*Objective*
Copy the data that follows exactly. Include no pictures.

*Record excerpts*
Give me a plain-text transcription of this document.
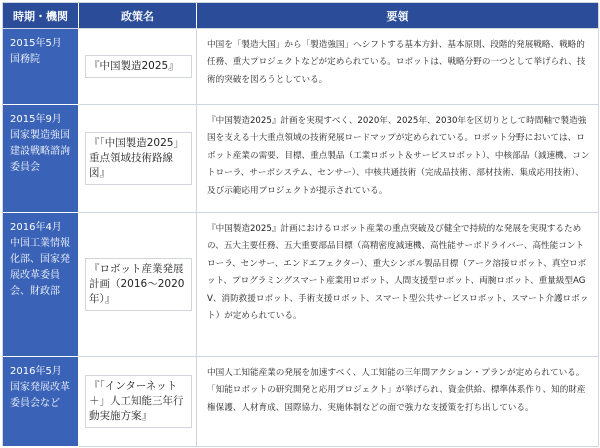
時期・機関	政策名	要領
2015年5月
国務院
『中国製造2025』
中国を「製造大国」から「製造強国」へシフトする基本方針、基本原則、段階的発展戦略、戦略的任務、重大プロジェクトなどが定められている。ロボットは、戦略分野の一つとして挙げられ、技術的突破を図ろうとしている。
2015年9月
国家製造強国建設戦略諮詢委員会
『「中国製造2025」重点領域技術路線図』
『中国製造2025』計画を実現すべく、2020年、2025年、2030年を区切りとして時間軸で製造強国を支える十大重点領域の技術発展ロードマップが定められている。ロボット分野においては、ロボット産業の需要、目標、重点製品（工業ロボット＆サービスロボット）、中核部品（減速機、コントローラ、サーボシステム、センサー）、中核共通技術（完成品技術、部材技術、集成応用技術）、及び示範応用プロジェクトが提示されている。
2016年4月
中国工業情報化部、国家発展改革委員会、財政部
『ロボット産業発展計画（2016～2020年）』
『中国製造2025』計画におけるロボット産業の重点突破及び健全で持続的な発展を実現するための、五大主要任務、五大重要部品目標（高精密度減速機、高性能サーボドライバー、高性能コントローラ、センサー、エンドエフェクター）、重大シンボル製品目標（アーク溶接ロボット、真空ロボット、プログラミングスマート産業用ロボット、人間支援型ロボット、両腕ロボット、重量級型AGV、消防救援ロボット、手術支援ロボット、スマート型公共サービスロボット、スマート介護ロボット）が定められている。
2016年5月
国家発展改革委員会など
『「インターネット＋」人工知能三年行動実施方案』
中国人工知能産業の発展を加速すべく、人工知能の三年間アクション・プランが定められている。「知能ロボットの研究開発と応用プロジェクト」が挙げられ、資金供給、標準体系作り、知的財産権保護、人材育成、国際協力、実施体制などの面で強力な支援策を打ち出している。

*Solution*
Give me a plain-text transcription of this document.
時期・機関	政策名	要領
2015年5月
国務院
『中国製造2025』
中国を「製造大国」から「製造強国」へシフトする基本方針、基本原則、段階的発展戦略、戦略的任務、重大プロジェクトなどが定められている。ロボットは、戦略分野の一つとして挙げられ、技術的突破を図ろうとしている。
2015年9月
国家製造強国建設戦略諮詢委員会
『「中国製造2025」重点領域技術路線図』
『中国製造2025』計画を実現すべく、2020年、2025年、2030年を区切りとして時間軸で製造強国を支える十大重点領域の技術発展ロードマップが定められている。ロボット分野においては、ロボット産業の需要、目標、重点製品（工業ロボット＆サービスロボット）、中核部品（減速機、コントローラ、サーボシステム、センサー）、中核共通技術（完成品技術、部材技術、集成応用技術）、及び示範応用プロジェクトが提示されている。
2016年4月
中国工業情報化部、国家発展改革委員会、財政部
『ロボット産業発展計画（2016～2020年）』
『中国製造2025』計画におけるロボット産業の重点突破及び健全で持続的な発展を実現するための、五大主要任務、五大重要部品目標（高精密度減速機、高性能サーボドライバー、高性能コントローラ、センサー、エンドエフェクター）、重大シンボル製品目標（アーク溶接ロボット、真空ロボット、プログラミングスマート産業用ロボット、人間支援型ロボット、両腕ロボット、重量級型AGV、消防救援ロボット、手術支援ロボット、スマート型公共サービスロボット、スマート介護ロボット）が定められている。
2016年5月
国家発展改革委員会など
『「インターネット＋」人工知能三年行動実施方案』
中国人工知能産業の発展を加速すべく、人工知能の三年間アクション・プランが定められている。「知能ロボットの研究開発と応用プロジェクト」が挙げられ、資金供給、標準体系作り、知的財産権保護、人材育成、国際協力、実施体制などの面で強力な支援策を打ち出している。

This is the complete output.